*Stated problem*.
Word for word, restate every line of the listing that follows.

#### Available data ####

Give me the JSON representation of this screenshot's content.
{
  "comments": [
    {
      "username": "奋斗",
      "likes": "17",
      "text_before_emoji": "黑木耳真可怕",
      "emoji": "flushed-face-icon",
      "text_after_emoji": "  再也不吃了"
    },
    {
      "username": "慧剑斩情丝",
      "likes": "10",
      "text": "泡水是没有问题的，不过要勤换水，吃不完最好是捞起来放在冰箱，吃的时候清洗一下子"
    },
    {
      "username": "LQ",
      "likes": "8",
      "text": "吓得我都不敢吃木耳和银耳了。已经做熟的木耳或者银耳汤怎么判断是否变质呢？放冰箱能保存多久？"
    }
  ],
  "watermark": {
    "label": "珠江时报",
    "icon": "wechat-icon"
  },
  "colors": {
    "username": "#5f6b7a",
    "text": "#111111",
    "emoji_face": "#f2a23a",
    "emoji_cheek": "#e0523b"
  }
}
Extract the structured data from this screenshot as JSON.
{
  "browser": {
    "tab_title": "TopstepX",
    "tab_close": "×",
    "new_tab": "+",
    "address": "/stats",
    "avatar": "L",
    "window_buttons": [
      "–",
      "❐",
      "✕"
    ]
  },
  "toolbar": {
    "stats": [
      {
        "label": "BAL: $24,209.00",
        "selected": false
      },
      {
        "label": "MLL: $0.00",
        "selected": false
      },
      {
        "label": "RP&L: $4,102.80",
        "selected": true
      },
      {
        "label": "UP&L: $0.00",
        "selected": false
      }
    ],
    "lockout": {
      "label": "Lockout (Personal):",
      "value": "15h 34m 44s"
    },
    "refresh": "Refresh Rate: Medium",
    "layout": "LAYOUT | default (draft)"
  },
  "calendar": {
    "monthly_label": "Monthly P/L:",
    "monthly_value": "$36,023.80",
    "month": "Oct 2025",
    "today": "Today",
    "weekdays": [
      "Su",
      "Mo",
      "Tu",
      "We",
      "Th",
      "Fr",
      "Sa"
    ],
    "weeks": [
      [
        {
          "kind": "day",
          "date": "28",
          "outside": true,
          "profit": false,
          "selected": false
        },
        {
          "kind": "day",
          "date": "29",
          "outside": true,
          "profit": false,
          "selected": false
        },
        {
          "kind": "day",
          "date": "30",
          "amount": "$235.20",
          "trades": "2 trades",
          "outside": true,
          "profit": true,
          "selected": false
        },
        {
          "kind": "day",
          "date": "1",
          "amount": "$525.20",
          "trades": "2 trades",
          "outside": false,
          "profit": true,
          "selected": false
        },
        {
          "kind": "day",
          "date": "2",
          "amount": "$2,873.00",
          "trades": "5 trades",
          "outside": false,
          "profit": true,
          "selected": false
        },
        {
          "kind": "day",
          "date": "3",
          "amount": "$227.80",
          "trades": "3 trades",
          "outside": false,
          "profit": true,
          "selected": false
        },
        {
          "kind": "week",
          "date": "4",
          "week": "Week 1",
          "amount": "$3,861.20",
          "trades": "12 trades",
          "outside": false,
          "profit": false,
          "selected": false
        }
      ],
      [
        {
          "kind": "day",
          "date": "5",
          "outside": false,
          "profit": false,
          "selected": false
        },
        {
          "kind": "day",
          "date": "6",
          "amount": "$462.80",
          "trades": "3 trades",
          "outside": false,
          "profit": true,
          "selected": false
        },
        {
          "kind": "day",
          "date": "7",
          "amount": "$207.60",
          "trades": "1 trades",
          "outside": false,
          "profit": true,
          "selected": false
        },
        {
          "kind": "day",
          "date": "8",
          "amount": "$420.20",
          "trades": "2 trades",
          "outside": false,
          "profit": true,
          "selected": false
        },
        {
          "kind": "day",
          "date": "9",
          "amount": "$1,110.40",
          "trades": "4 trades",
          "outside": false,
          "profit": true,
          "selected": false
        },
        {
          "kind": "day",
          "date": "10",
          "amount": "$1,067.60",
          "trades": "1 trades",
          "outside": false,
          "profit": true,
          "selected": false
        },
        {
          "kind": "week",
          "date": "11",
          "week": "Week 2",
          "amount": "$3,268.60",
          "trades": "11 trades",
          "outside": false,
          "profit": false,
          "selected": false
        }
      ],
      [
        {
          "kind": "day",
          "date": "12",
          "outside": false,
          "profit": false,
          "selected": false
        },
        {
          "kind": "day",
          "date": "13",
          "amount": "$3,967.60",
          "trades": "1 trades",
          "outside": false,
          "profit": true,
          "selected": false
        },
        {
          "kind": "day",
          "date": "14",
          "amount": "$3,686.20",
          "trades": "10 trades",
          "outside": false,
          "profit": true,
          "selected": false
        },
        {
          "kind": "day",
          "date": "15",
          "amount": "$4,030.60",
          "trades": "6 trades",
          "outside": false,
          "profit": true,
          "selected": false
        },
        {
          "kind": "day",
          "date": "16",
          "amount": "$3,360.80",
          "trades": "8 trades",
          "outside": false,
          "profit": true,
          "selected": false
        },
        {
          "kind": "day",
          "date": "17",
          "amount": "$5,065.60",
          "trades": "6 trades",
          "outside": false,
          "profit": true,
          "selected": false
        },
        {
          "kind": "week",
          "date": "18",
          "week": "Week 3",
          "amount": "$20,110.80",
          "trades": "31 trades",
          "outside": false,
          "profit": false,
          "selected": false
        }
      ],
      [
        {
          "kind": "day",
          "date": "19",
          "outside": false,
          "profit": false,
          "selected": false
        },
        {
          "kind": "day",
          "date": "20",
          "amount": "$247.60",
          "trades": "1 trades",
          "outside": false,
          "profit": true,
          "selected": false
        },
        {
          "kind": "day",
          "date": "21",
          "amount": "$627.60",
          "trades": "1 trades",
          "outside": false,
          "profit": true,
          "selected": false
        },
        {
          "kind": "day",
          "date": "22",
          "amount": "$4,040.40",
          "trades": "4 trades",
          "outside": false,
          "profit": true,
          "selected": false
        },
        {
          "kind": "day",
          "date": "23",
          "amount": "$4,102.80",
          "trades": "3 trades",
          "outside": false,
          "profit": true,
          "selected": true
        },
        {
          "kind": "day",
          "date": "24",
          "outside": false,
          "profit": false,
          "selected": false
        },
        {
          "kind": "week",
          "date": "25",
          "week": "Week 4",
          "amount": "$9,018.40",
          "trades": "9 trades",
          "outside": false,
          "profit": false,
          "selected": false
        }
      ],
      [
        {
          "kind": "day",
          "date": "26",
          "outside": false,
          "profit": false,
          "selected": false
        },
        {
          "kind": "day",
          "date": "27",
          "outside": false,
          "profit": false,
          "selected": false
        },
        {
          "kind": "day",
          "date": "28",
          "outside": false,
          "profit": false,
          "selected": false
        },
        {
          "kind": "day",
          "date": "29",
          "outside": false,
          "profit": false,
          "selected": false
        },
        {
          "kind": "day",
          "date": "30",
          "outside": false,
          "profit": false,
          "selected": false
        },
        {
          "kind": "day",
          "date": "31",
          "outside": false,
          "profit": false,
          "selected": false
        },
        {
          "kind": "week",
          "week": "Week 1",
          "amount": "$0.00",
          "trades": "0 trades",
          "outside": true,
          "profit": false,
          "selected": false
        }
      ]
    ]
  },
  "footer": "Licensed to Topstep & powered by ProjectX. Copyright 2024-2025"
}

####

*Problem solution*.
Give me the JSON representation of this screenshot's content.
{
  "comments": [
    {
      "username": "奋斗",
      "likes": "17",
      "text_before_emoji": "黑木耳真可怕",
      "emoji": "flushed-face-icon",
      "text_after_emoji": "  再也不吃了"
    },
    {
      "username": "慧剑斩情丝",
      "likes": "10",
      "text": "泡水是没有问题的，不过要勤换水，吃不完最好是捞起来放在冰箱，吃的时候清洗一下子"
    },
    {
      "username": "LQ",
      "likes": "8",
      "text": "吓得我都不敢吃木耳和银耳了。已经做熟的木耳或者银耳汤怎么判断是否变质呢？放冰箱能保存多久？"
    }
  ],
  "watermark": {
    "label": "珠江时报",
    "icon": "wechat-icon"
  },
  "colors": {
    "username": "#5f6b7a",
    "text": "#111111",
    "emoji_face": "#f2a23a",
    "emoji_cheek": "#e0523b"
  }
}
Extract the structured data from this screenshot as JSON.
{
  "browser": {
    "tab_title": "TopstepX",
    "tab_close": "×",
    "new_tab": "+",
    "address": "/stats",
    "avatar": "L",
    "window_buttons": [
      "–",
      "❐",
      "✕"
    ]
  },
  "toolbar": {
    "stats": [
      {
        "label": "BAL: $24,209.00",
        "selected": false
      },
      {
        "label": "MLL: $0.00",
        "selected": false
      },
      {
        "label": "RP&L: $4,102.80",
        "selected": true
      },
      {
        "label": "UP&L: $0.00",
        "selected": false
      }
    ],
    "lockout": {
      "label": "Lockout (Personal):",
      "value": "15h 34m 44s"
    },
    "refresh": "Refresh Rate: Medium",
    "layout": "LAYOUT | default (draft)"
  },
  "calendar": {
    "monthly_label": "Monthly P/L:",
    "monthly_value": "$36,023.80",
    "month": "Oct 2025",
    "today": "Today",
    "weekdays": [
      "Su",
      "Mo",
      "Tu",
      "We",
      "Th",
      "Fr",
      "Sa"
    ],
    "weeks": [
      [
        {
          "kind": "day",
          "date": "28",
          "outside": true,
          "profit": false,
          "selected": false
        },
        {
          "kind": "day",
          "date": "29",
          "outside": true,
          "profit": false,
          "selected": false
        },
        {
          "kind": "day",
          "date": "30",
          "amount": "$235.20",
          "trades": "2 trades",
          "outside": true,
          "profit": true,
          "selected": false
        },
        {
          "kind": "day",
          "date": "1",
          "amount": "$525.20",
          "trades": "2 trades",
          "outside": false,
          "profit": true,
          "selected": false
        },
        {
          "kind": "day",
          "date": "2",
          "amount": "$2,873.00",
          "trades": "5 trades",
          "outside": false,
          "profit": true,
          "selected": false
        },
        {
          "kind": "day",
          "date": "3",
          "amount": "$227.80",
          "trades": "3 trades",
          "outside": false,
          "profit": true,
          "selected": false
        },
        {
          "kind": "week",
          "date": "4",
          "week": "Week 1",
          "amount": "$3,861.20",
          "trades": "12 trades",
          "outside": false,
          "profit": false,
          "selected": false
        }
      ],
      [
        {
          "kind": "day",
          "date": "5",
          "outside": false,
          "profit": false,
          "selected": false
        },
        {
          "kind": "day",
          "date": "6",
          "amount": "$462.80",
          "trades": "3 trades",
          "outside": false,
          "profit": true,
          "selected": false
        },
        {
          "kind": "day",
          "date": "7",
          "amount": "$207.60",
          "trades": "1 trades",
          "outside": false,
          "profit": true,
          "selected": false
        },
        {
          "kind": "day",
          "date": "8",
          "amount": "$420.20",
          "trades": "2 trades",
          "outside": false,
          "profit": true,
          "selected": false
        },
        {
          "kind": "day",
          "date": "9",
          "amount": "$1,110.40",
          "trades": "4 trades",
          "outside": false,
          "profit": true,
          "selected": false
        },
        {
          "kind": "day",
          "date": "10",
          "amount": "$1,067.60",
          "trades": "1 trades",
          "outside": false,
          "profit": true,
          "selected": false
        },
        {
          "kind": "week",
          "date": "11",
          "week": "Week 2",
          "amount": "$3,268.60",
          "trades": "11 trades",
          "outside": false,
          "profit": false,
          "selected": false
        }
      ],
      [
        {
          "kind": "day",
          "date": "12",
          "outside": false,
          "profit": false,
          "selected": false
        },
        {
          "kind": "day",
          "date": "13",
          "amount": "$3,967.60",
          "trades": "1 trades",
          "outside": false,
          "profit": true,
          "selected": false
        },
        {
          "kind": "day",
          "date": "14",
          "amount": "$3,686.20",
          "trades": "10 trades",
          "outside": false,
          "profit": true,
          "selected": false
        },
        {
          "kind": "day",
          "date": "15",
          "amount": "$4,030.60",
          "trades": "6 trades",
          "outside": false,
          "profit": true,
          "selected": false
        },
        {
          "kind": "day",
          "date": "16",
          "amount": "$3,360.80",
          "trades": "8 trades",
          "outside": false,
          "profit": true,
          "selected": false
        },
        {
          "kind": "day",
          "date": "17",
          "amount": "$5,065.60",
          "trades": "6 trades",
          "outside": false,
          "profit": true,
          "selected": false
        },
        {
          "kind": "week",
          "date": "18",
          "week": "Week 3",
          "amount": "$20,110.80",
          "trades": "31 trades",
          "outside": false,
          "profit": false,
          "selected": false
        }
      ],
      [
        {
          "kind": "day",
          "date": "19",
          "outside": false,
          "profit": false,
          "selected": false
        },
        {
          "kind": "day",
          "date": "20",
          "amount": "$247.60",
          "trades": "1 trades",
          "outside": false,
          "profit": true,
          "selected": false
        },
        {
          "kind": "day",
          "date": "21",
          "amount": "$627.60",
          "trades": "1 trades",
          "outside": false,
          "profit": true,
          "selected": false
        },
        {
          "kind": "day",
          "date": "22",
          "amount": "$4,040.40",
          "trades": "4 trades",
          "outside": false,
          "profit": true,
          "selected": false
        },
        {
          "kind": "day",
          "date": "23",
          "amount": "$4,102.80",
          "trades": "3 trades",
          "outside": false,
          "profit": true,
          "selected": true
        },
        {
          "kind": "day",
          "date": "24",
          "outside": false,
          "profit": false,
          "selected": false
        },
        {
          "kind": "week",
          "date": "25",
          "week": "Week 4",
          "amount": "$9,018.40",
          "trades": "9 trades",
          "outside": false,
          "profit": false,
          "selected": false
        }
      ],
      [
        {
          "kind": "day",
          "date": "26",
          "outside": false,
          "profit": false,
          "selected": false
        },
        {
          "kind": "day",
          "date": "27",
          "outside": false,
          "profit": false,
          "selected": false
        },
        {
          "kind": "day",
          "date": "28",
          "outside": false,
          "profit": false,
          "selected": false
        },
        {
          "kind": "day",
          "date": "29",
          "outside": false,
          "profit": false,
          "selected": false
        },
        {
          "kind": "day",
          "date": "30",
          "outside": false,
          "profit": false,
          "selected": false
        },
        {
          "kind": "day",
          "date": "31",
          "outside": false,
          "profit": false,
          "selected": false
        },
        {
          "kind": "week",
          "week": "Week 1",
          "amount": "$0.00",
          "trades": "0 trades",
          "outside": true,
          "profit": false,
          "selected": false
        }
      ]
    ]
  },
  "footer": "Licensed to Topstep & powered by ProjectX. Copyright 2024-2025"
}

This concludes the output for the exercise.